>> Begin Input rows

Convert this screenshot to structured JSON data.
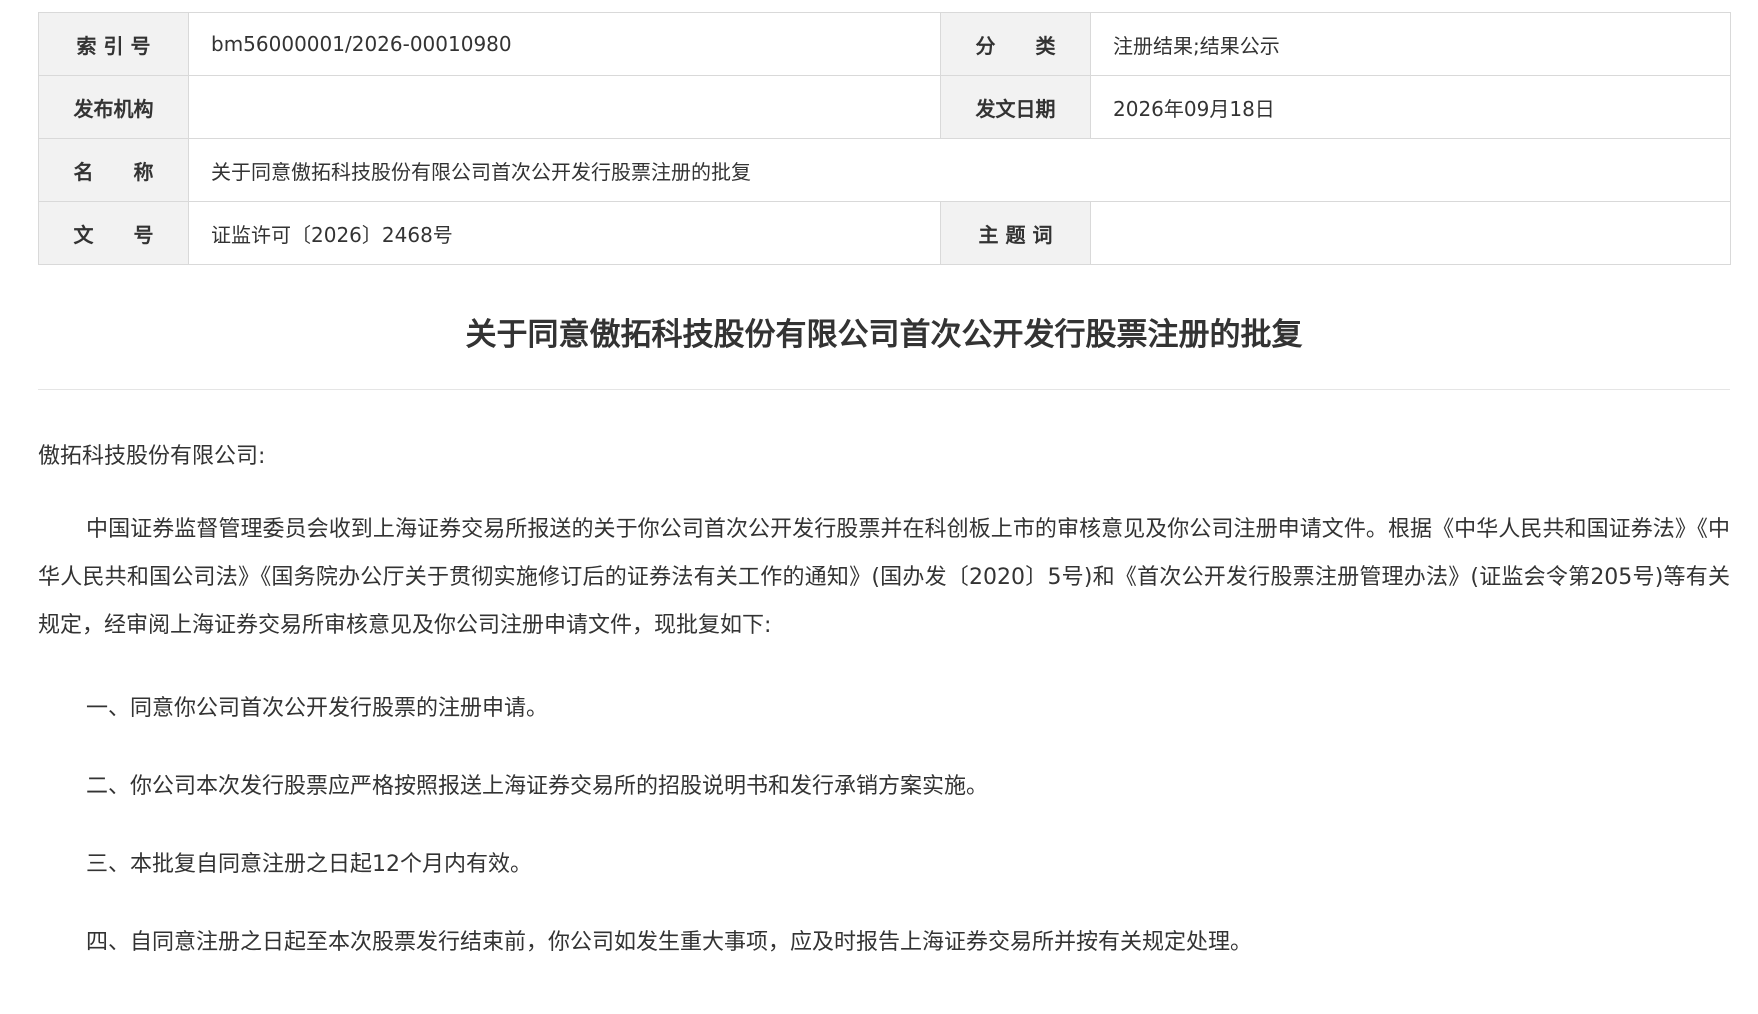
{
  "meta_table": {
    "index_label": "索 引 号",
    "index_value": "bm56000001/2026-00010980",
    "category_label": "分　　类",
    "category_value": "注册结果;结果公示",
    "publisher_label": "发布机构",
    "publisher_value": "",
    "date_label": "发文日期",
    "date_value": "2026年09月18日",
    "name_label": "名　　称",
    "name_value": "关于同意傲拓科技股份有限公司首次公开发行股票注册的批复",
    "docno_label": "文　　号",
    "docno_value": "证监许可〔2026〕2468号",
    "keywords_label": "主 题 词",
    "keywords_value": ""
  },
  "document": {
    "title": "关于同意傲拓科技股份有限公司首次公开发行股票注册的批复",
    "addressee": "傲拓科技股份有限公司:",
    "paragraph": "中国证券监督管理委员会收到上海证券交易所报送的关于你公司首次公开发行股票并在科创板上市的审核意见及你公司注册申请文件。根据《中华人民共和国证券法》《中华人民共和国公司法》《国务院办公厅关于贯彻实施修订后的证券法有关工作的通知》(国办发〔2020〕5号)和《首次公开发行股票注册管理办法》(证监会令第205号)等有关规定，经审阅上海证券交易所审核意见及你公司注册申请文件，现批复如下:",
    "items": [
      "一、同意你公司首次公开发行股票的注册申请。",
      "二、你公司本次发行股票应严格按照报送上海证券交易所的招股说明书和发行承销方案实施。",
      "三、本批复自同意注册之日起12个月内有效。",
      "四、自同意注册之日起至本次股票发行结束前，你公司如发生重大事项，应及时报告上海证券交易所并按有关规定处理。"
    ]
  }
}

>> End Input rows

- [Exercise description]:
Locate the word "关于同意傲拓科技股份有限公司首次公开发行股票注册的批复" in the records above, and return each line that has it.

- [Correct answer]:
    "name_value": "关于同意傲拓科技股份有限公司首次公开发行股票注册的批复",
    "title": "关于同意傲拓科技股份有限公司首次公开发行股票注册的批复",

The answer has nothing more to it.